Give the number of lines in the data that hold the string "weekday". Nothing else is needed.

+---+

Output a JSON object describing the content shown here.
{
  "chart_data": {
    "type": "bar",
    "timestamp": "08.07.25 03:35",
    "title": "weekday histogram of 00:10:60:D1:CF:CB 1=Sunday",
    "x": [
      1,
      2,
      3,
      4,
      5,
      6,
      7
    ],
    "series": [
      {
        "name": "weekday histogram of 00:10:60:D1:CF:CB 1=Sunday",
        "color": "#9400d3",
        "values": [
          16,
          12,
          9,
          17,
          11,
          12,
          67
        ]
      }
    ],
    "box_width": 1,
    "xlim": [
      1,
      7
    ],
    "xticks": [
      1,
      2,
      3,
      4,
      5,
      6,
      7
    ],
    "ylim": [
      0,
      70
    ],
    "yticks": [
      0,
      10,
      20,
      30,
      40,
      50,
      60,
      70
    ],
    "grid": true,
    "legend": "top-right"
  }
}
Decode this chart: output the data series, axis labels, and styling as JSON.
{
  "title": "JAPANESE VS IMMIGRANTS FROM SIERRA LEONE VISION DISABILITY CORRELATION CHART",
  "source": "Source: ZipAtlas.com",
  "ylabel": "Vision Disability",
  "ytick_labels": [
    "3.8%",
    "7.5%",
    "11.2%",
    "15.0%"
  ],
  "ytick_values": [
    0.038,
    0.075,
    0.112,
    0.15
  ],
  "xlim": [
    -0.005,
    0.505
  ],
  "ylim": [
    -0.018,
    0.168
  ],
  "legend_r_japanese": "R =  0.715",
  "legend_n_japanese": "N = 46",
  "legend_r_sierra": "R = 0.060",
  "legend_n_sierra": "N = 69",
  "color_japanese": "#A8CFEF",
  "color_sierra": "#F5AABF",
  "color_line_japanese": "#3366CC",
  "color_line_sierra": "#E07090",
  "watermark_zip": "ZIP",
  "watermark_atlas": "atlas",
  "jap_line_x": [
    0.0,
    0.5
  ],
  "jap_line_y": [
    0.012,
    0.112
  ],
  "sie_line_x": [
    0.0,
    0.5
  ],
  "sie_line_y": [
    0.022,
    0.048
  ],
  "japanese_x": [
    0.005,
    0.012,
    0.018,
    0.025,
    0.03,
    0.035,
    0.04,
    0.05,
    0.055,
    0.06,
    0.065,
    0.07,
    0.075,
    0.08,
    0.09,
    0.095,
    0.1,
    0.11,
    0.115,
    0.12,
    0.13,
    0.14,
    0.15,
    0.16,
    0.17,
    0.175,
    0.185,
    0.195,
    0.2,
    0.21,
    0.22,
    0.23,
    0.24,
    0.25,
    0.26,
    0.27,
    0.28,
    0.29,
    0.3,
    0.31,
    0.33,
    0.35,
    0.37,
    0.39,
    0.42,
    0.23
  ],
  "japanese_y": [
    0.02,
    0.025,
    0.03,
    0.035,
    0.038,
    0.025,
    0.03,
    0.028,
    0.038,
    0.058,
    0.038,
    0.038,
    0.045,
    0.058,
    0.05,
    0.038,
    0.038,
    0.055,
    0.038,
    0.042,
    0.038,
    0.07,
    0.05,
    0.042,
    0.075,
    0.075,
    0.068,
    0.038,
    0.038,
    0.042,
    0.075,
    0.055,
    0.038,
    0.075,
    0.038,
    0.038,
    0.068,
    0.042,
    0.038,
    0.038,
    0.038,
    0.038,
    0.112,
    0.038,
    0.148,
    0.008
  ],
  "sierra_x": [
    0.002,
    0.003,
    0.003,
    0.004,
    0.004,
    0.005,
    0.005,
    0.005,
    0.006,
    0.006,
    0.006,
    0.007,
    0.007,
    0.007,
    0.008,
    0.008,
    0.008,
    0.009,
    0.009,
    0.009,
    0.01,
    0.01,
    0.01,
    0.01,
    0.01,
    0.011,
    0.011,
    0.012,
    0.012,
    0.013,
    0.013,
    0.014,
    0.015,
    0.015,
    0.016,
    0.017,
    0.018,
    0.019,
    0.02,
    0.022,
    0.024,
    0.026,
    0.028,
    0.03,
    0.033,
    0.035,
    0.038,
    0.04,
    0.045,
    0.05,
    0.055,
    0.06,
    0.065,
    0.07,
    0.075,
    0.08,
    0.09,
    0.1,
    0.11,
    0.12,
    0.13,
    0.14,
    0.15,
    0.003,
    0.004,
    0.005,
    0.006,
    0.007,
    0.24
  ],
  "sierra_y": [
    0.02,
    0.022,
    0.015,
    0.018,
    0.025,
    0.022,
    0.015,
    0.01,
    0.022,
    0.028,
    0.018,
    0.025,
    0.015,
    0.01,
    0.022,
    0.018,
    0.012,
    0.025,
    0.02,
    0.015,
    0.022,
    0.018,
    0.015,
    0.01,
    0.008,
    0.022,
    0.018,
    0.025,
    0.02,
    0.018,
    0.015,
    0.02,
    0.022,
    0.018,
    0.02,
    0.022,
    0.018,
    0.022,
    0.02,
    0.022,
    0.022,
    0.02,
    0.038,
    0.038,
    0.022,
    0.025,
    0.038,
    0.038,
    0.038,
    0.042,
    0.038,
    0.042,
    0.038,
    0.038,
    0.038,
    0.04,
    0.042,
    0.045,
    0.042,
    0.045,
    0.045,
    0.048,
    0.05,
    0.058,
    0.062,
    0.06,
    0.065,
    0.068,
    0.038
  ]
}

+---+

OUTPUT BELOW :: 2